TASK INSTRUCTIONS:
Write out the material again word for word, dropping any images it holds.

╭──

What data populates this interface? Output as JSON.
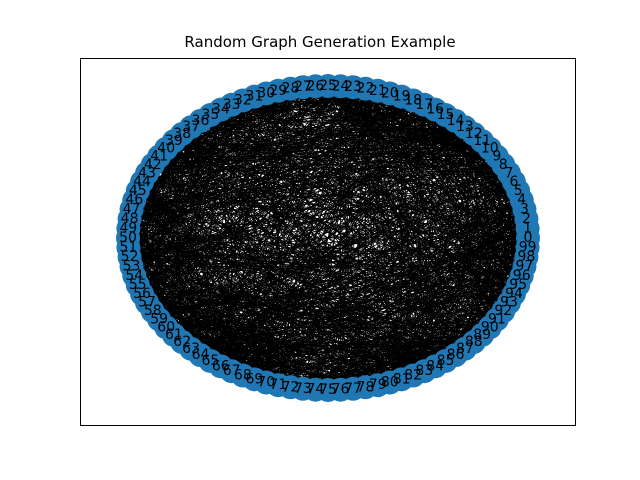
{
  "figure": {
    "title": "Random Graph Generation Example"
  },
  "graph": {
    "node_count": 100,
    "node_labels": [
      "0",
      "1",
      "2",
      "3",
      "4",
      "5",
      "6",
      "7",
      "8",
      "9",
      "10",
      "11",
      "12",
      "13",
      "14",
      "15",
      "16",
      "17",
      "18",
      "19",
      "20",
      "21",
      "22",
      "23",
      "24",
      "25",
      "26",
      "27",
      "28",
      "29",
      "30",
      "31",
      "32",
      "33",
      "34",
      "35",
      "36",
      "37",
      "38",
      "39",
      "40",
      "41",
      "42",
      "43",
      "44",
      "45",
      "46",
      "47",
      "48",
      "49",
      "50",
      "51",
      "52",
      "53",
      "54",
      "55",
      "56",
      "57",
      "58",
      "59",
      "60",
      "61",
      "62",
      "63",
      "64",
      "65",
      "66",
      "67",
      "68",
      "69",
      "70",
      "71",
      "72",
      "73",
      "74",
      "75",
      "76",
      "77",
      "78",
      "79",
      "80",
      "81",
      "82",
      "83",
      "84",
      "85",
      "86",
      "87",
      "88",
      "89",
      "90",
      "91",
      "92",
      "93",
      "94",
      "95",
      "96",
      "97",
      "98",
      "99"
    ],
    "node_color": "#1f77b4",
    "edge_color": "#000000",
    "label_color": "#000000",
    "layout": "circular",
    "dense_edges": true
  }
}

╰──

ANSWER BELOW:
What data populates this interface? Output as JSON.
{
  "figure": {
    "title": "Random Graph Generation Example"
  },
  "graph": {
    "node_count": 100,
    "node_labels": [
      "0",
      "1",
      "2",
      "3",
      "4",
      "5",
      "6",
      "7",
      "8",
      "9",
      "10",
      "11",
      "12",
      "13",
      "14",
      "15",
      "16",
      "17",
      "18",
      "19",
      "20",
      "21",
      "22",
      "23",
      "24",
      "25",
      "26",
      "27",
      "28",
      "29",
      "30",
      "31",
      "32",
      "33",
      "34",
      "35",
      "36",
      "37",
      "38",
      "39",
      "40",
      "41",
      "42",
      "43",
      "44",
      "45",
      "46",
      "47",
      "48",
      "49",
      "50",
      "51",
      "52",
      "53",
      "54",
      "55",
      "56",
      "57",
      "58",
      "59",
      "60",
      "61",
      "62",
      "63",
      "64",
      "65",
      "66",
      "67",
      "68",
      "69",
      "70",
      "71",
      "72",
      "73",
      "74",
      "75",
      "76",
      "77",
      "78",
      "79",
      "80",
      "81",
      "82",
      "83",
      "84",
      "85",
      "86",
      "87",
      "88",
      "89",
      "90",
      "91",
      "92",
      "93",
      "94",
      "95",
      "96",
      "97",
      "98",
      "99"
    ],
    "node_color": "#1f77b4",
    "edge_color": "#000000",
    "label_color": "#000000",
    "layout": "circular",
    "dense_edges": true
  }
}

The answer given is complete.